• **Given task**: Lines holding the string "arco" are the ones to copy from this listing.
══ Data for this exercise
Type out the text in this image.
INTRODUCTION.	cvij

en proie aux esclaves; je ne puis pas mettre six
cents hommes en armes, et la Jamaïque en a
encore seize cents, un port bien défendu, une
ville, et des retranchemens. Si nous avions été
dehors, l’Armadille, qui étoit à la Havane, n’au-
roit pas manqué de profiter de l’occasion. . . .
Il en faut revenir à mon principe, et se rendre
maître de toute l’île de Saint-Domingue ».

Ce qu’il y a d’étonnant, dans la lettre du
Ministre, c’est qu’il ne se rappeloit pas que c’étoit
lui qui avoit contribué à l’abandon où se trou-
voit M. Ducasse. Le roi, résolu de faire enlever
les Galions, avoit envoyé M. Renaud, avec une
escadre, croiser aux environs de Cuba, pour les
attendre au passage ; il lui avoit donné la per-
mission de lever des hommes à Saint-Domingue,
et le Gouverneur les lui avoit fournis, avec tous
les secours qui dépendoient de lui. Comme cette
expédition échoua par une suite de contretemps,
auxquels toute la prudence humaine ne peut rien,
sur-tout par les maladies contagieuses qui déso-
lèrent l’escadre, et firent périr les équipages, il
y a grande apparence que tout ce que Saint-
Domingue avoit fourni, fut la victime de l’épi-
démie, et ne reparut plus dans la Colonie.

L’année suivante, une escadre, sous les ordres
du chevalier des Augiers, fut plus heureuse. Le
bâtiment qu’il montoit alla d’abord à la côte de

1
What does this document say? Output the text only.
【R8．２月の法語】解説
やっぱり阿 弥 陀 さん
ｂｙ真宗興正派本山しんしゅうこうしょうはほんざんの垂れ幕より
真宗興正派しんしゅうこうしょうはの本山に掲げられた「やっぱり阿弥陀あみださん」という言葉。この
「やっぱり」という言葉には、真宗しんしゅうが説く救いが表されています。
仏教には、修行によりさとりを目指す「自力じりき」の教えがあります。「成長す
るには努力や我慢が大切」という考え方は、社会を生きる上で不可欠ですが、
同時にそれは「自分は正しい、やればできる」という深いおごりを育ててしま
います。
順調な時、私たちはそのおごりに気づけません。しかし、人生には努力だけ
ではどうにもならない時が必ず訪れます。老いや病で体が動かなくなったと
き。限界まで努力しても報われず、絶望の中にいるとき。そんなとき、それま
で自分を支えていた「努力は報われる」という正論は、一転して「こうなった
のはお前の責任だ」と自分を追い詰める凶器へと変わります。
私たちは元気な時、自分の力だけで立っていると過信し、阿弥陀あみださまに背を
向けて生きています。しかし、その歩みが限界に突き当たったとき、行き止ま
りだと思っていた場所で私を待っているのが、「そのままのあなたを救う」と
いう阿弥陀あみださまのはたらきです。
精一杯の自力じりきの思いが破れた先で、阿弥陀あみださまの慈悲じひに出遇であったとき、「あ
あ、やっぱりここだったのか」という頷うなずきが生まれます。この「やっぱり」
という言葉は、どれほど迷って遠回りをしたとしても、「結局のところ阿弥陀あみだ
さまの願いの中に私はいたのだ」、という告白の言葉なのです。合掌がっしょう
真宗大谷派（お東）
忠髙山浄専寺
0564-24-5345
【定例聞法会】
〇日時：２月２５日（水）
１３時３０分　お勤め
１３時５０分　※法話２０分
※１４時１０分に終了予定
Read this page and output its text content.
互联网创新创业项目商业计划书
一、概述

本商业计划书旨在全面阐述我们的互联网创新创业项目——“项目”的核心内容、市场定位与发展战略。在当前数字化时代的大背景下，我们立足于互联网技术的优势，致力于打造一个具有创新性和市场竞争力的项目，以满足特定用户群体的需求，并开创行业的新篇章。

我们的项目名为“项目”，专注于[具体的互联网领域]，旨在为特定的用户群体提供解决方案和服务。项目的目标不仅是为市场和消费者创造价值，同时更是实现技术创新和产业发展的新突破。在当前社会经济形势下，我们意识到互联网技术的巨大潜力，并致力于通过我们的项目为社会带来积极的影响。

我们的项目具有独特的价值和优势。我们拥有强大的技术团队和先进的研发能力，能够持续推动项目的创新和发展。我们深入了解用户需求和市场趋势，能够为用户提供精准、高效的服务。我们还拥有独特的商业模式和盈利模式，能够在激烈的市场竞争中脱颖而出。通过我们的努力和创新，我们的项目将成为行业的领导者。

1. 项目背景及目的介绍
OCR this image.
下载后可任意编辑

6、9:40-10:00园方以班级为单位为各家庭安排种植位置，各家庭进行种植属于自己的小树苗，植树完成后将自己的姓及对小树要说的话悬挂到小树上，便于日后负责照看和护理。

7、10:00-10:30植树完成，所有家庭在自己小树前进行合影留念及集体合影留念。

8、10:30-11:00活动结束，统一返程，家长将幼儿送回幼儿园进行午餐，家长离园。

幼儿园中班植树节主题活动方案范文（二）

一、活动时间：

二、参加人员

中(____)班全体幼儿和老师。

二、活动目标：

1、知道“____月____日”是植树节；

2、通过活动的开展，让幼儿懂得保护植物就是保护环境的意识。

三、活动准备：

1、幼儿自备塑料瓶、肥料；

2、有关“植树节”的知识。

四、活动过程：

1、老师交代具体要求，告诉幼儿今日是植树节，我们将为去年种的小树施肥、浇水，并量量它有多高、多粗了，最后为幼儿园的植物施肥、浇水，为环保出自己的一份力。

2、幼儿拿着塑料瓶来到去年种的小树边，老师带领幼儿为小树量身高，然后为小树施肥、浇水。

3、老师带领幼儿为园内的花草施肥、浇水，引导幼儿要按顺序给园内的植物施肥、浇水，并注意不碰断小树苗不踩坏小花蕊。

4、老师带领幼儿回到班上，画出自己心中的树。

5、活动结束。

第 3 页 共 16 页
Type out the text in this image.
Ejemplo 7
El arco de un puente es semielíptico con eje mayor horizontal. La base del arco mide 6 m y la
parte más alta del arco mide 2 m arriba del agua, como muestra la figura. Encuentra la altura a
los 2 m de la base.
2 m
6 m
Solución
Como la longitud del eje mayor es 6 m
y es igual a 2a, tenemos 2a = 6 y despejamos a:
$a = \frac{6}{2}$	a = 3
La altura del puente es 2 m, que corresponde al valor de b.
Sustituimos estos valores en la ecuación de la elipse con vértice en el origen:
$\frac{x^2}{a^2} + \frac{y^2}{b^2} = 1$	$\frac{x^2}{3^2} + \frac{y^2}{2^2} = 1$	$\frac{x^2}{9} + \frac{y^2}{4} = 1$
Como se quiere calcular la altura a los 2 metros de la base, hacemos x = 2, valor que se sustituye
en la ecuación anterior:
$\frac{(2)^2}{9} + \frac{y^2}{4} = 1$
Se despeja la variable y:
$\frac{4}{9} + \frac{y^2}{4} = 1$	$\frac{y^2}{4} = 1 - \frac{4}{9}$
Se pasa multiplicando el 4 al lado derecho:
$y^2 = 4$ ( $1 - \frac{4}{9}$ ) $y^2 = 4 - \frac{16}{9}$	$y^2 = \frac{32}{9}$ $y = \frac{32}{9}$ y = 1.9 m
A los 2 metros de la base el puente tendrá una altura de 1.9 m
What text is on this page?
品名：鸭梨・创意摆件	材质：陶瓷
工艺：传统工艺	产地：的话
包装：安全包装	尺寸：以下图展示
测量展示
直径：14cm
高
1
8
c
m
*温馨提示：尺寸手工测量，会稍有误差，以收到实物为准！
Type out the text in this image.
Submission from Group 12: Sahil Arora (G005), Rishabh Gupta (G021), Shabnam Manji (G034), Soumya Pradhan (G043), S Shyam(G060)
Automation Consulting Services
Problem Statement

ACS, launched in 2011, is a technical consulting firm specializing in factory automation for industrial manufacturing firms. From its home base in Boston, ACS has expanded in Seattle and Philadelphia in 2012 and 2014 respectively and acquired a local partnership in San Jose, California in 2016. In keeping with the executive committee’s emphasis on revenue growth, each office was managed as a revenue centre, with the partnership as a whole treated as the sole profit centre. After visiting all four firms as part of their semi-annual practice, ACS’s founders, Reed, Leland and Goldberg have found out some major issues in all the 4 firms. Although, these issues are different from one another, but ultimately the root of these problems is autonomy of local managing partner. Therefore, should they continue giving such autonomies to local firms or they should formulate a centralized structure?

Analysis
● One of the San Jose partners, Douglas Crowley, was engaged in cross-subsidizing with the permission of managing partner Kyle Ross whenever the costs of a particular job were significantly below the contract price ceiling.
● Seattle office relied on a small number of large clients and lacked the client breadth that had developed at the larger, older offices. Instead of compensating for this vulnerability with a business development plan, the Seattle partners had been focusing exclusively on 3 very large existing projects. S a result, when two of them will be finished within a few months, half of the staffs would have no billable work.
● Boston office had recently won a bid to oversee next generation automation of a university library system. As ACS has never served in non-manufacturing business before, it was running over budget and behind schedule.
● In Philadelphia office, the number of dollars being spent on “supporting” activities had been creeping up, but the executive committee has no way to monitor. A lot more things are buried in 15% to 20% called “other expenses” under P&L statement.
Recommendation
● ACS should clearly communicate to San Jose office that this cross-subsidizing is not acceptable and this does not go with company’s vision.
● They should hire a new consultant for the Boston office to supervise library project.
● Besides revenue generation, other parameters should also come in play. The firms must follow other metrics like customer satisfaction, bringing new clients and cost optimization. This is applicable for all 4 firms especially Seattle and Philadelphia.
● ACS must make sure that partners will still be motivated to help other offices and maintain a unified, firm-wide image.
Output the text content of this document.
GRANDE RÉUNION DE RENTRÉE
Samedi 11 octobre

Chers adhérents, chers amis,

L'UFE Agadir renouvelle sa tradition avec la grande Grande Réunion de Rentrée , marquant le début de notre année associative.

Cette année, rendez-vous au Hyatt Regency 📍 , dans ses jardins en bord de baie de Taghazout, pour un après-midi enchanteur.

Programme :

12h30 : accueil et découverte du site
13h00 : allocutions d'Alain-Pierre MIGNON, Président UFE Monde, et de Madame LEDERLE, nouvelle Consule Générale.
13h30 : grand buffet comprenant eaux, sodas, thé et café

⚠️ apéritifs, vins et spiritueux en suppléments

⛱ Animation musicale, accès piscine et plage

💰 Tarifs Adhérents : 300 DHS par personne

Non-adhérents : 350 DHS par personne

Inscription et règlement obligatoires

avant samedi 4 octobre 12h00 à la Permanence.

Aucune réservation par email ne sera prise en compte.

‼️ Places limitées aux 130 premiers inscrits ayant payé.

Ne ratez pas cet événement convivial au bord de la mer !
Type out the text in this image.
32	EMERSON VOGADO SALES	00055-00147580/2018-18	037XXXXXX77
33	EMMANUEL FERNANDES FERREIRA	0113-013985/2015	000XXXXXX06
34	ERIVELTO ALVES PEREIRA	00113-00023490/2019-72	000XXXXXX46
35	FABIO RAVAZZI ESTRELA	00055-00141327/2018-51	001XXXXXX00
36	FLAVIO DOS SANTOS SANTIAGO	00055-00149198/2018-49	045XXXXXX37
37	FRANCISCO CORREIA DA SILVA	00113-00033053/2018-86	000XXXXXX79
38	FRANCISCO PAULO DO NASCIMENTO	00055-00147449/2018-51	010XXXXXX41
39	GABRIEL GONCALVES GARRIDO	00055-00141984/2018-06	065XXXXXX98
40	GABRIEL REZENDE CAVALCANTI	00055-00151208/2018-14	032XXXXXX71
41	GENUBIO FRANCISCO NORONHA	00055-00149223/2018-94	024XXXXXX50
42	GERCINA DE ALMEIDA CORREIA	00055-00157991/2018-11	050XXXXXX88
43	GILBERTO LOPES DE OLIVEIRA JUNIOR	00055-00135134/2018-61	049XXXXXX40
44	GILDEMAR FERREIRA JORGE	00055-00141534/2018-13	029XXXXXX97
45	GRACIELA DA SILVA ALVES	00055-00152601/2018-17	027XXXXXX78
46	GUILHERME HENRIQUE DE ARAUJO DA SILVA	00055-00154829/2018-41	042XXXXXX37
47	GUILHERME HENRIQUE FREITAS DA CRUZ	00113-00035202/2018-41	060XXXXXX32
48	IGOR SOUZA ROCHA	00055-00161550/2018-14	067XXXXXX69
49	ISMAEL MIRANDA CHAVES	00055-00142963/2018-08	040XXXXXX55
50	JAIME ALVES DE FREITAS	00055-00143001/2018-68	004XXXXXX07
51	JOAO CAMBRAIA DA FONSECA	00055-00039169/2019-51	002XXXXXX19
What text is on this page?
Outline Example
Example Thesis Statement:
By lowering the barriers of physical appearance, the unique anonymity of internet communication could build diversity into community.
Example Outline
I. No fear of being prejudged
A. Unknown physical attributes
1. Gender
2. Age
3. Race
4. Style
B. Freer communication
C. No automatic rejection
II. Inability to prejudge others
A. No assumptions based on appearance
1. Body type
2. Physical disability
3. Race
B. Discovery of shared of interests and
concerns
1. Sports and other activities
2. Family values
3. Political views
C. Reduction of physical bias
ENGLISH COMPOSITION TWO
════
• **Solution**:
El arco de un puente es semielíptico con eje mayor horizontal. La base del arco mide 6 m y la
parte más alta del arco mide 2 m arriba del agua, como muestra la figura. Encuentra la altura a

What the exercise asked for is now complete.